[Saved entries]
☆ ☆ ☆ ☆ ☆ ☆ ☆

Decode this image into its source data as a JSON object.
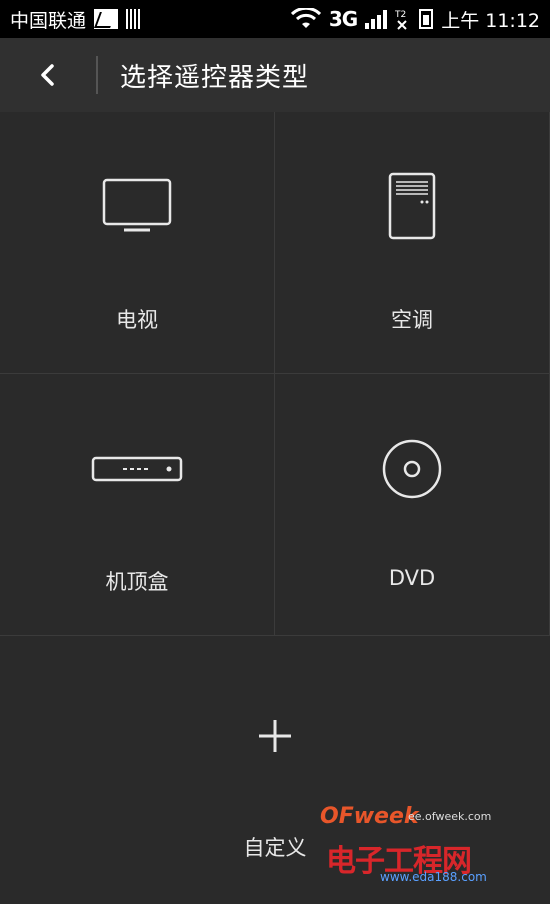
{
  "status_bar": {
    "carrier": "中国联通",
    "network": "3G",
    "time": "上午 11:12"
  },
  "header": {
    "title": "选择遥控器类型"
  },
  "device_types": [
    {
      "label": "电视",
      "icon": "tv-icon"
    },
    {
      "label": "空调",
      "icon": "air-conditioner-icon"
    },
    {
      "label": "机顶盒",
      "icon": "set-top-box-icon"
    },
    {
      "label": "DVD",
      "icon": "dvd-disc-icon"
    }
  ],
  "custom": {
    "label": "自定义",
    "icon": "plus-icon"
  },
  "watermark": {
    "brand": "OFweek",
    "site": "ee.ofweek.com",
    "chinese": "电子工程网",
    "url": "www.eda188.com"
  }
}
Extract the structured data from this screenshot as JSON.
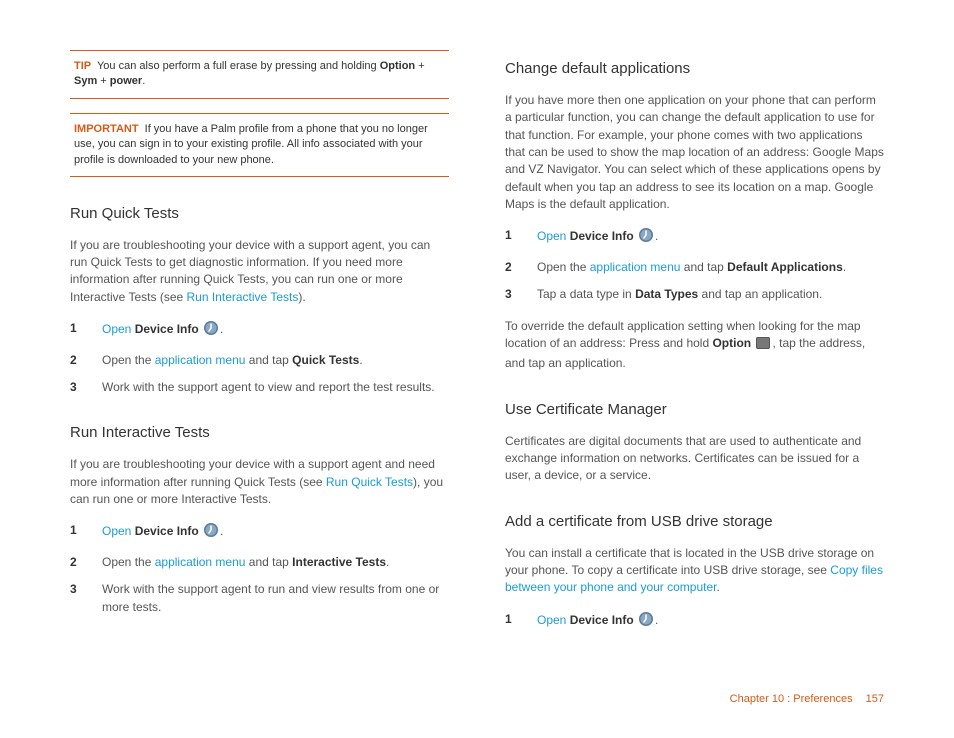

☆ ☆ ☆ ☆ ☆ ☆ ☆

The request: Repeat the material above verbatim. Leave the pictures behind.

Answer for the task:
Decode this image into its source data as a JSON object.
{
  "status_bar": {
    "carrier": "中国联通",
    "network": "3G",
    "time": "上午 11:12"
  },
  "header": {
    "title": "选择遥控器类型"
  },
  "device_types": [
    {
      "label": "电视",
      "icon": "tv-icon"
    },
    {
      "label": "空调",
      "icon": "air-conditioner-icon"
    },
    {
      "label": "机顶盒",
      "icon": "set-top-box-icon"
    },
    {
      "label": "DVD",
      "icon": "dvd-disc-icon"
    }
  ],
  "custom": {
    "label": "自定义",
    "icon": "plus-icon"
  },
  "watermark": {
    "brand": "OFweek",
    "site": "ee.ofweek.com",
    "chinese": "电子工程网",
    "url": "www.eda188.com"
  }
}
Extract the structured data from this screenshot as JSON.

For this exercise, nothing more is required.